*Extracted information*.
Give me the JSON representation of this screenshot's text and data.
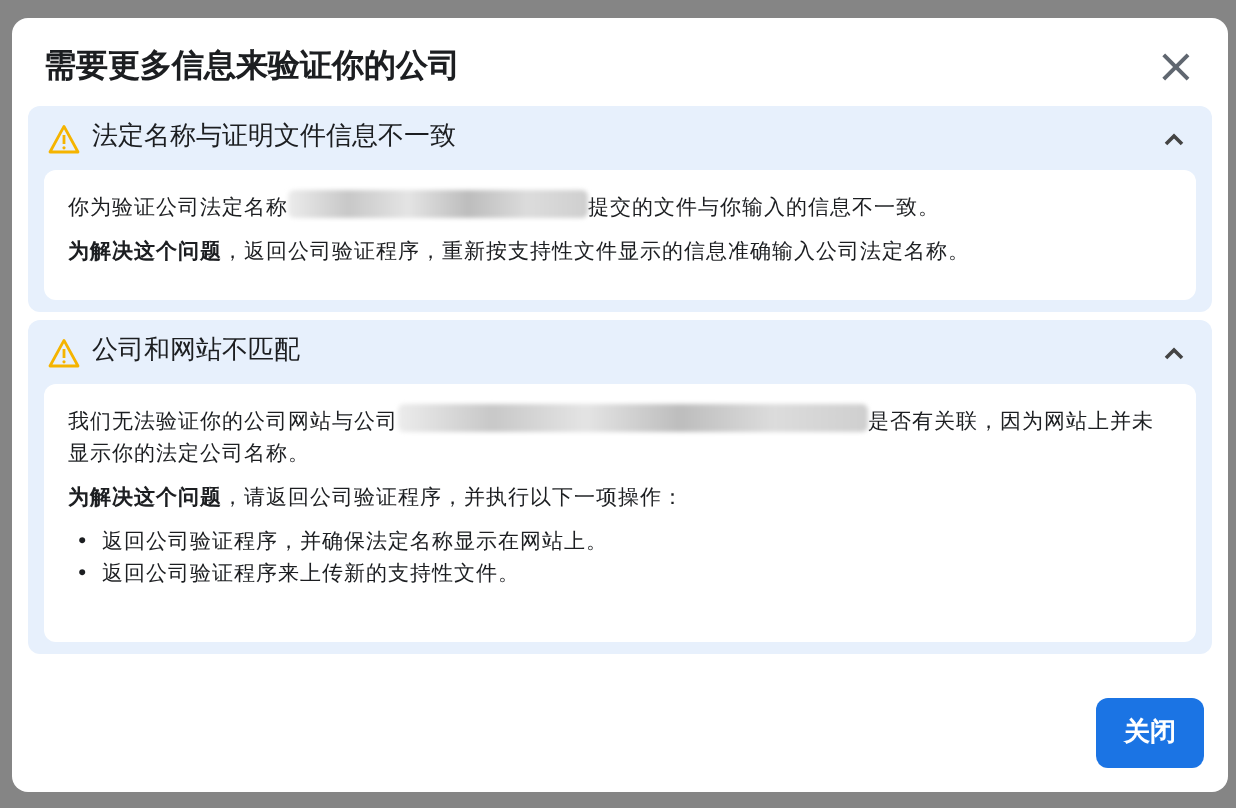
{
  "dialog": {
    "title": "需要更多信息来验证你的公司",
    "close_symbol": "×"
  },
  "issues": [
    {
      "title": "法定名称与证明文件信息不一致",
      "expanded": true,
      "paragraphs": [
        {
          "kind": "redacted",
          "before": "你为验证公司法定名称",
          "after": "提交的文件与你输入的信息不一致。"
        },
        {
          "kind": "text",
          "text": "**为解决这个问题**，返回公司验证程序，重新按支持性文件显示的信息准确输入公司法定名称。"
        }
      ]
    },
    {
      "title": "公司和网站不匹配",
      "expanded": true,
      "paragraphs": [
        {
          "kind": "redacted",
          "before": "我们无法验证你的公司网站与公司",
          "after": "是否有关联，因为网站上并未显示你的法定公司名称。"
        },
        {
          "kind": "text",
          "text": "**为解决这个问题**，请返回公司验证程序，并执行以下一项操作："
        }
      ],
      "bullets": [
        {
          "marker": "•",
          "text": "返回公司验证程序，并确保法定名称显示在网站上。"
        },
        {
          "marker": "•",
          "text": "返回公司验证程序来上传新的支持性文件。"
        }
      ]
    }
  ],
  "footer": {
    "button": "关闭"
  }
}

*Task directions*. Can you retype every record above exactly, leaving out the pictures?

*Exercise solution*.
Give me the JSON representation of this screenshot's text and data.
{
  "dialog": {
    "title": "需要更多信息来验证你的公司",
    "close_symbol": "×"
  },
  "issues": [
    {
      "title": "法定名称与证明文件信息不一致",
      "expanded": true,
      "paragraphs": [
        {
          "kind": "redacted",
          "before": "你为验证公司法定名称",
          "after": "提交的文件与你输入的信息不一致。"
        },
        {
          "kind": "text",
          "text": "**为解决这个问题**，返回公司验证程序，重新按支持性文件显示的信息准确输入公司法定名称。"
        }
      ]
    },
    {
      "title": "公司和网站不匹配",
      "expanded": true,
      "paragraphs": [
        {
          "kind": "redacted",
          "before": "我们无法验证你的公司网站与公司",
          "after": "是否有关联，因为网站上并未显示你的法定公司名称。"
        },
        {
          "kind": "text",
          "text": "**为解决这个问题**，请返回公司验证程序，并执行以下一项操作："
        }
      ],
      "bullets": [
        {
          "marker": "•",
          "text": "返回公司验证程序，并确保法定名称显示在网站上。"
        },
        {
          "marker": "•",
          "text": "返回公司验证程序来上传新的支持性文件。"
        }
      ]
    }
  ],
  "footer": {
    "button": "关闭"
  }
}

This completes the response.